[start GIVEN ENTRIES]

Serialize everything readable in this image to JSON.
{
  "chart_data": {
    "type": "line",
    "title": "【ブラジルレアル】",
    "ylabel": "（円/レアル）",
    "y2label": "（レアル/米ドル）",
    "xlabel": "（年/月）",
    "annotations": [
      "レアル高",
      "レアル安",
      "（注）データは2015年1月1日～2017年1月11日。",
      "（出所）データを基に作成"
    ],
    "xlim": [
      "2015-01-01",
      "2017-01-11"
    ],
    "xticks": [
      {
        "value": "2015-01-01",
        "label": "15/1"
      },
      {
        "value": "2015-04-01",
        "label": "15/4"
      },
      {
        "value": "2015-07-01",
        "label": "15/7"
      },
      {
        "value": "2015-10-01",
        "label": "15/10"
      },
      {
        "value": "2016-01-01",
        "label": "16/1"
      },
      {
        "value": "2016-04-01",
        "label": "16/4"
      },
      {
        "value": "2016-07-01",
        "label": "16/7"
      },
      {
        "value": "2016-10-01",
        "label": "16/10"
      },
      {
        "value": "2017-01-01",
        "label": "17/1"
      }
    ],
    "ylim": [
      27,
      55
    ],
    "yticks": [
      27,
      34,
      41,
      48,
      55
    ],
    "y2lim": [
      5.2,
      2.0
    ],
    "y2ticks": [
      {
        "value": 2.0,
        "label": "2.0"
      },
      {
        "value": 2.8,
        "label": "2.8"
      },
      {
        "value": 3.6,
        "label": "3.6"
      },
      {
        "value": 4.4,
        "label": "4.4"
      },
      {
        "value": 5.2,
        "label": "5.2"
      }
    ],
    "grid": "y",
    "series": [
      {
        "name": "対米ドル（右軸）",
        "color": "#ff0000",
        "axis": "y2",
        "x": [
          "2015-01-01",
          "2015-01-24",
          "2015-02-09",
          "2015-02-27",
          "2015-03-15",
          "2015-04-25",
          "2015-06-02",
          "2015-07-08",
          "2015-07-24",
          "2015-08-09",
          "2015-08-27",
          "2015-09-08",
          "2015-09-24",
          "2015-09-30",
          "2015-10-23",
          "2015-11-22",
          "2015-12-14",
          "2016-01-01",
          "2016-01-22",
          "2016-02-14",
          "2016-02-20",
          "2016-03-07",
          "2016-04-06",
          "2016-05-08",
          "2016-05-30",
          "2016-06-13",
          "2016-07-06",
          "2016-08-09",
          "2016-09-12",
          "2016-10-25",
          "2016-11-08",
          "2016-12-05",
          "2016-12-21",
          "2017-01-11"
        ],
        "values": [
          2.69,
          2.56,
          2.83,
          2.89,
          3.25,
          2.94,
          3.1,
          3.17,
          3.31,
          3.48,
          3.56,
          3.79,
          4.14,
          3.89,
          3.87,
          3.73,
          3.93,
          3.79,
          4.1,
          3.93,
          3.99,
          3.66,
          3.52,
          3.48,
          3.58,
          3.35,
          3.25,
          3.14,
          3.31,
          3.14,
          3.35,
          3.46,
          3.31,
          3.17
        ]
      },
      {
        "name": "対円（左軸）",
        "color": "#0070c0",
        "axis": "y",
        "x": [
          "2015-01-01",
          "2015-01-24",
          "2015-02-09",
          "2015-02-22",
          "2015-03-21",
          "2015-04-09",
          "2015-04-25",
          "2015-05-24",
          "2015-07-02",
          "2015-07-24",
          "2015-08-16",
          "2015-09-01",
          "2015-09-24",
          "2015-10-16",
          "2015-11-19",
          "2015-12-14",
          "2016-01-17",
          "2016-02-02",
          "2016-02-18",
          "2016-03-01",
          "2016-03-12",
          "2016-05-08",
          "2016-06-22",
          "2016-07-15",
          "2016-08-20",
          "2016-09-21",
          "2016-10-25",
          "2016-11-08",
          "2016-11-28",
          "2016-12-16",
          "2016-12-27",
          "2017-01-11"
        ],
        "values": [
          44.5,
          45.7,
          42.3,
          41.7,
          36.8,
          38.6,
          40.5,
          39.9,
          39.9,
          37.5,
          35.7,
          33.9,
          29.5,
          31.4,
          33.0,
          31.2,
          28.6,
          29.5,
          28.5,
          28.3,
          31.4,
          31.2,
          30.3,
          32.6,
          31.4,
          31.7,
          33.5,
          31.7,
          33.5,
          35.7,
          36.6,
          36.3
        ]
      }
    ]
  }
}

[end GIVEN ENTRIES]

GIVEN PROBLEM >>
Print the material above once more, exactly.

PROBLEM SOLUTION >>
Serialize everything readable in this image to JSON.
{
  "chart_data": {
    "type": "line",
    "title": "【ブラジルレアル】",
    "ylabel": "（円/レアル）",
    "y2label": "（レアル/米ドル）",
    "xlabel": "（年/月）",
    "annotations": [
      "レアル高",
      "レアル安",
      "（注）データは2015年1月1日～2017年1月11日。",
      "（出所）データを基に作成"
    ],
    "xlim": [
      "2015-01-01",
      "2017-01-11"
    ],
    "xticks": [
      {
        "value": "2015-01-01",
        "label": "15/1"
      },
      {
        "value": "2015-04-01",
        "label": "15/4"
      },
      {
        "value": "2015-07-01",
        "label": "15/7"
      },
      {
        "value": "2015-10-01",
        "label": "15/10"
      },
      {
        "value": "2016-01-01",
        "label": "16/1"
      },
      {
        "value": "2016-04-01",
        "label": "16/4"
      },
      {
        "value": "2016-07-01",
        "label": "16/7"
      },
      {
        "value": "2016-10-01",
        "label": "16/10"
      },
      {
        "value": "2017-01-01",
        "label": "17/1"
      }
    ],
    "ylim": [
      27,
      55
    ],
    "yticks": [
      27,
      34,
      41,
      48,
      55
    ],
    "y2lim": [
      5.2,
      2.0
    ],
    "y2ticks": [
      {
        "value": 2.0,
        "label": "2.0"
      },
      {
        "value": 2.8,
        "label": "2.8"
      },
      {
        "value": 3.6,
        "label": "3.6"
      },
      {
        "value": 4.4,
        "label": "4.4"
      },
      {
        "value": 5.2,
        "label": "5.2"
      }
    ],
    "grid": "y",
    "series": [
      {
        "name": "対米ドル（右軸）",
        "color": "#ff0000",
        "axis": "y2",
        "x": [
          "2015-01-01",
          "2015-01-24",
          "2015-02-09",
          "2015-02-27",
          "2015-03-15",
          "2015-04-25",
          "2015-06-02",
          "2015-07-08",
          "2015-07-24",
          "2015-08-09",
          "2015-08-27",
          "2015-09-08",
          "2015-09-24",
          "2015-09-30",
          "2015-10-23",
          "2015-11-22",
          "2015-12-14",
          "2016-01-01",
          "2016-01-22",
          "2016-02-14",
          "2016-02-20",
          "2016-03-07",
          "2016-04-06",
          "2016-05-08",
          "2016-05-30",
          "2016-06-13",
          "2016-07-06",
          "2016-08-09",
          "2016-09-12",
          "2016-10-25",
          "2016-11-08",
          "2016-12-05",
          "2016-12-21",
          "2017-01-11"
        ],
        "values": [
          2.69,
          2.56,
          2.83,
          2.89,
          3.25,
          2.94,
          3.1,
          3.17,
          3.31,
          3.48,
          3.56,
          3.79,
          4.14,
          3.89,
          3.87,
          3.73,
          3.93,
          3.79,
          4.1,
          3.93,
          3.99,
          3.66,
          3.52,
          3.48,
          3.58,
          3.35,
          3.25,
          3.14,
          3.31,
          3.14,
          3.35,
          3.46,
          3.31,
          3.17
        ]
      },
      {
        "name": "対円（左軸）",
        "color": "#0070c0",
        "axis": "y",
        "x": [
          "2015-01-01",
          "2015-01-24",
          "2015-02-09",
          "2015-02-22",
          "2015-03-21",
          "2015-04-09",
          "2015-04-25",
          "2015-05-24",
          "2015-07-02",
          "2015-07-24",
          "2015-08-16",
          "2015-09-01",
          "2015-09-24",
          "2015-10-16",
          "2015-11-19",
          "2015-12-14",
          "2016-01-17",
          "2016-02-02",
          "2016-02-18",
          "2016-03-01",
          "2016-03-12",
          "2016-05-08",
          "2016-06-22",
          "2016-07-15",
          "2016-08-20",
          "2016-09-21",
          "2016-10-25",
          "2016-11-08",
          "2016-11-28",
          "2016-12-16",
          "2016-12-27",
          "2017-01-11"
        ],
        "values": [
          44.5,
          45.7,
          42.3,
          41.7,
          36.8,
          38.6,
          40.5,
          39.9,
          39.9,
          37.5,
          35.7,
          33.9,
          29.5,
          31.4,
          33.0,
          31.2,
          28.6,
          29.5,
          28.5,
          28.3,
          31.4,
          31.2,
          30.3,
          32.6,
          31.4,
          31.7,
          33.5,
          31.7,
          33.5,
          35.7,
          36.6,
          36.3
        ]
      }
    ]
  }
}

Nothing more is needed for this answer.